Start SOURCE MATERIAL
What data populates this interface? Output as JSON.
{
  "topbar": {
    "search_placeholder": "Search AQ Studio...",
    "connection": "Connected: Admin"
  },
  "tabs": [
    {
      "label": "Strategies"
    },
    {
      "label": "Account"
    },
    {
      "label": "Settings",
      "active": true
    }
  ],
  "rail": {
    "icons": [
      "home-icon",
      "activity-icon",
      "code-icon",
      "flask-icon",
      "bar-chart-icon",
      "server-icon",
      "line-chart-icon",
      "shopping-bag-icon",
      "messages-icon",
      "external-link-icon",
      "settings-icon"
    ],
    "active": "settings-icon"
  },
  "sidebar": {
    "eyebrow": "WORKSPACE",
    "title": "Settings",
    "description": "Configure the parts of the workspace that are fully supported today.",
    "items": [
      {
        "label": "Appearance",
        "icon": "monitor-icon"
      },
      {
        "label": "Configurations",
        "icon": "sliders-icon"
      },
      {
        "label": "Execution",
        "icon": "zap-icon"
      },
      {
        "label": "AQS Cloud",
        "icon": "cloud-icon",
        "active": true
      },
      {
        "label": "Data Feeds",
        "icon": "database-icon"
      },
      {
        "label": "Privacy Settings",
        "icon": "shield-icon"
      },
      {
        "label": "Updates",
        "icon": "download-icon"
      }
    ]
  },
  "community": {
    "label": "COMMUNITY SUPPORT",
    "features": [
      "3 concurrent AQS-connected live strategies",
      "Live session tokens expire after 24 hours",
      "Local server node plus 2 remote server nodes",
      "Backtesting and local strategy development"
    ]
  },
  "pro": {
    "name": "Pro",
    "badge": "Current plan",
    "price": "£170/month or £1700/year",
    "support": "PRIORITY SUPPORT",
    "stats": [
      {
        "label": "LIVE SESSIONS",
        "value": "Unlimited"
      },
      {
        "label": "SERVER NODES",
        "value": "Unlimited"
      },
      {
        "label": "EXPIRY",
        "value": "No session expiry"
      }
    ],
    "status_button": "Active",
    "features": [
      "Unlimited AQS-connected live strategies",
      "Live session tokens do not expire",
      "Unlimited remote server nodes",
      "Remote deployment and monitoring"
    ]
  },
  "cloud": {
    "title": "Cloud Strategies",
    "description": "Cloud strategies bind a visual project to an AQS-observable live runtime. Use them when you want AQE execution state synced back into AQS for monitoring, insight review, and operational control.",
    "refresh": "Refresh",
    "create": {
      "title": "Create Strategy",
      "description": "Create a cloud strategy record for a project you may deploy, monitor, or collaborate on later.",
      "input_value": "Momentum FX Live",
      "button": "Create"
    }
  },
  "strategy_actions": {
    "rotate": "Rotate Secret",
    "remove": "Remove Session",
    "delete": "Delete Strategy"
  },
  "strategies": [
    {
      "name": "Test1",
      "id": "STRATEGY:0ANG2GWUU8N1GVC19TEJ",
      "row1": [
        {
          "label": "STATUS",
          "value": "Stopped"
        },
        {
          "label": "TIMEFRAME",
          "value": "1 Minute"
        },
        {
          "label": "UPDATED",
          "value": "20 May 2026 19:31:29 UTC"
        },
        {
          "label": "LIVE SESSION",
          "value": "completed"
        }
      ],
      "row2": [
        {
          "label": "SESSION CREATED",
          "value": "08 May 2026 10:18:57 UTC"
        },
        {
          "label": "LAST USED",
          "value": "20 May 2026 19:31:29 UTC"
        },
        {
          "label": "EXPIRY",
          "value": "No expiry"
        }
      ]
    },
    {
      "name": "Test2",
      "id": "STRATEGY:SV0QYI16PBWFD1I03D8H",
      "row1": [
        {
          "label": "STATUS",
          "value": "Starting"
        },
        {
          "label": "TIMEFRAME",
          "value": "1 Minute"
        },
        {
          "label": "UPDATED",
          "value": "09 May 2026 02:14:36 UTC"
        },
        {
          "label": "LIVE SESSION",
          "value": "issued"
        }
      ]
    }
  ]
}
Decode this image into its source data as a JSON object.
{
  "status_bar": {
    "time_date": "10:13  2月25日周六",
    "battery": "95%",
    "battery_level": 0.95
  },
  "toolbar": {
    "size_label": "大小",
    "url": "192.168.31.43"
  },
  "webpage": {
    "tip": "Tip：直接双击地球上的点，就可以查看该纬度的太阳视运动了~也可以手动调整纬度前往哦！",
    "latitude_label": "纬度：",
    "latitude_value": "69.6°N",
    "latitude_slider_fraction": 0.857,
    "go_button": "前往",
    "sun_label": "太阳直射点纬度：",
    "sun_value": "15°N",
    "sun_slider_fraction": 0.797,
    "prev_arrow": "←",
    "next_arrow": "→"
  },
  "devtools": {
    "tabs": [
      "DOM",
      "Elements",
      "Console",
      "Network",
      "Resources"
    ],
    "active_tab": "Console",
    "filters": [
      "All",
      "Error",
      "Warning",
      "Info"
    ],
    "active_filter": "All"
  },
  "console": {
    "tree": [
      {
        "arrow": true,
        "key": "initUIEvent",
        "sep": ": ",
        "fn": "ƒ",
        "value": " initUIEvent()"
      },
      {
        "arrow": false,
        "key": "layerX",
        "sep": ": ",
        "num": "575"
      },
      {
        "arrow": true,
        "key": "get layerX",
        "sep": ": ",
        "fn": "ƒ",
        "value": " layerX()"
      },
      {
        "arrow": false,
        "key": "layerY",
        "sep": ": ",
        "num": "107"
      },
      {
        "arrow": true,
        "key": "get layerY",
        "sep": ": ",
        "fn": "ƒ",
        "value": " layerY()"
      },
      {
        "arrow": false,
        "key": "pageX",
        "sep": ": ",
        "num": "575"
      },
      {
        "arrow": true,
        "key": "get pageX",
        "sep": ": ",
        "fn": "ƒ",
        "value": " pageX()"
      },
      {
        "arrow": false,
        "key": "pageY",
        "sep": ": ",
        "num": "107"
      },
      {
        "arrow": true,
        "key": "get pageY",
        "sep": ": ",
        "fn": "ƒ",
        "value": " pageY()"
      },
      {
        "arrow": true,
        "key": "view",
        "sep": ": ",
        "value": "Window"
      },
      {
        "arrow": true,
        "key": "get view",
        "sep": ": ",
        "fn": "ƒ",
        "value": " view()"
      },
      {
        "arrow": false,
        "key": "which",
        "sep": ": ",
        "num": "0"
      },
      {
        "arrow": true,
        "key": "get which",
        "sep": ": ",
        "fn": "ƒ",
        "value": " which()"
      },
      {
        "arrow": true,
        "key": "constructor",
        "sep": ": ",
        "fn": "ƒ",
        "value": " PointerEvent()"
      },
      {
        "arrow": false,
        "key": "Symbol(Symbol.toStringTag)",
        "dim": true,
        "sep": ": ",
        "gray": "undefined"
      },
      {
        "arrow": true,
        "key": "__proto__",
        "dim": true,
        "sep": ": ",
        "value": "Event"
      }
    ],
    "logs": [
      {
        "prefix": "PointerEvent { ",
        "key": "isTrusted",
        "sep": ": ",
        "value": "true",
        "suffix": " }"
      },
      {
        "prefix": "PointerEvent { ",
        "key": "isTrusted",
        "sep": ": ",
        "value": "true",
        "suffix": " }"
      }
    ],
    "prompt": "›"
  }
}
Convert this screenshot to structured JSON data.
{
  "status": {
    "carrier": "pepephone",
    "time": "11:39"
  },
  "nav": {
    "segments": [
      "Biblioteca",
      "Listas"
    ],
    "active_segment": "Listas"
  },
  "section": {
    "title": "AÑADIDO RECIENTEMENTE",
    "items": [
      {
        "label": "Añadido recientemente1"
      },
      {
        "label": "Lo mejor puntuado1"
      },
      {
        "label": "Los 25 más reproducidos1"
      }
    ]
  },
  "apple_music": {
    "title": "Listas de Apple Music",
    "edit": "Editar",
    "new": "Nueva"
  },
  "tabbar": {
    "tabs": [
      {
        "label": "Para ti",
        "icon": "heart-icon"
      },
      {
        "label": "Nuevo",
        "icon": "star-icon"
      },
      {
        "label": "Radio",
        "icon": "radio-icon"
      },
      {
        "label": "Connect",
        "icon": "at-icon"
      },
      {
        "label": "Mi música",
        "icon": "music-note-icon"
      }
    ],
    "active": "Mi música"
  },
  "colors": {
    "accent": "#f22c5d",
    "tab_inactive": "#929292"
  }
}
End SOURCE MATERIAL
From the line containing "Convert this screenshot" down to the last line, reproduce the records exactly. Include both ends.

Convert this screenshot to structured JSON data.
{
  "status": {
    "carrier": "pepephone",
    "time": "11:39"
  },
  "nav": {
    "segments": [
      "Biblioteca",
      "Listas"
    ],
    "active_segment": "Listas"
  },
  "section": {
    "title": "AÑADIDO RECIENTEMENTE",
    "items": [
      {
        "label": "Añadido recientemente1"
      },
      {
        "label": "Lo mejor puntuado1"
      },
      {
        "label": "Los 25 más reproducidos1"
      }
    ]
  },
  "apple_music": {
    "title": "Listas de Apple Music",
    "edit": "Editar",
    "new": "Nueva"
  },
  "tabbar": {
    "tabs": [
      {
        "label": "Para ti",
        "icon": "heart-icon"
      },
      {
        "label": "Nuevo",
        "icon": "star-icon"
      },
      {
        "label": "Radio",
        "icon": "radio-icon"
      },
      {
        "label": "Connect",
        "icon": "at-icon"
      },
      {
        "label": "Mi música",
        "icon": "music-note-icon"
      }
    ],
    "active": "Mi música"
  },
  "colors": {
    "accent": "#f22c5d",
    "tab_inactive": "#929292"
  }
}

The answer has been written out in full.